In the OpenCV line-detector code below, what value does the default constructor assign to input_image_threshold?

SOURCE TEXT:
>>>

///各位拿走的时候请注明博客地址
#ifndef OPENCVLinesDetector_HPP
#define OPENCVLinesDetector_HPP
#include "AbstractLinesDetector.hpp"
namespace doppia {
class OpenCvLinesDetector: public AbstractLinesDetector
{
public:
OpenCvLinesDetector();
OpenCvLinesDetector(const float input_image_threshold,
const float direction_resolution, const float origin_resolution,
const int detection_threshold);
~OpenCvLinesDetector();
void operator()(const source_view_t &src, lines_t &lines);
protected:
/// 0 to 255, input_image pixels below this value are considered as 0
const float input_image_threshold;
const float direction_resolution;
const float origin_resolution;
const int detection_threshold;
};
} // namespace doppia
#endif // OPENCVLinesDetector_HPP
////And cpp
#include "OpenCvLinesDetector.hpp"
#include <boost/gil/extension/opencv/ipl_image_wrapper.hpp>
#include <opencv2/imgproc/imgproc.hpp>
#include <opencv2/highgui/highgui.hpp>
#include <vector>
#include <stdexcept>
namespace doppia {
using namespace std;
OpenCvLinesDetector::OpenCvLinesDetector()
:
input_image_threshold(150),
direction_resolution((M_PI/180)*1),
origin_resolution(1),
detection_threshold(50)
{
// nothing to do here
return;
}
OpenCvLinesDetector::OpenCvLinesDetector(const float input_image_threshold_,
const float direction_resolution_, const float origin_resolution_,
const int detection_threshold_)

<<<

PROVIDED MATERIAL:
>>>

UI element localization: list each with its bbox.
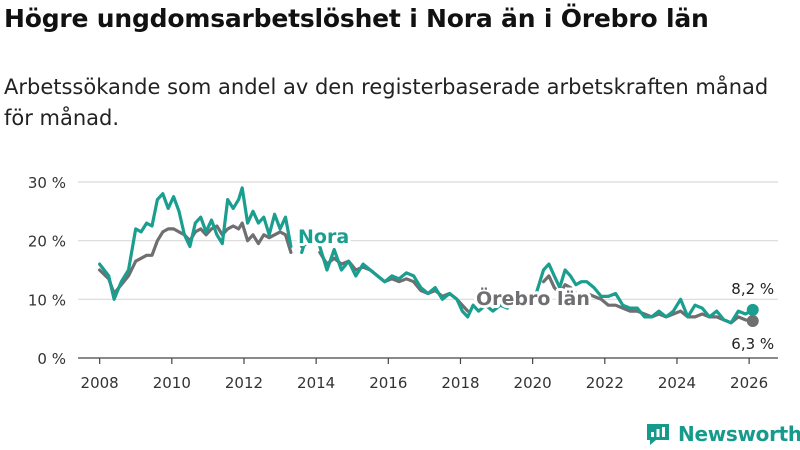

<<<

COMPLETE ANSWER: 150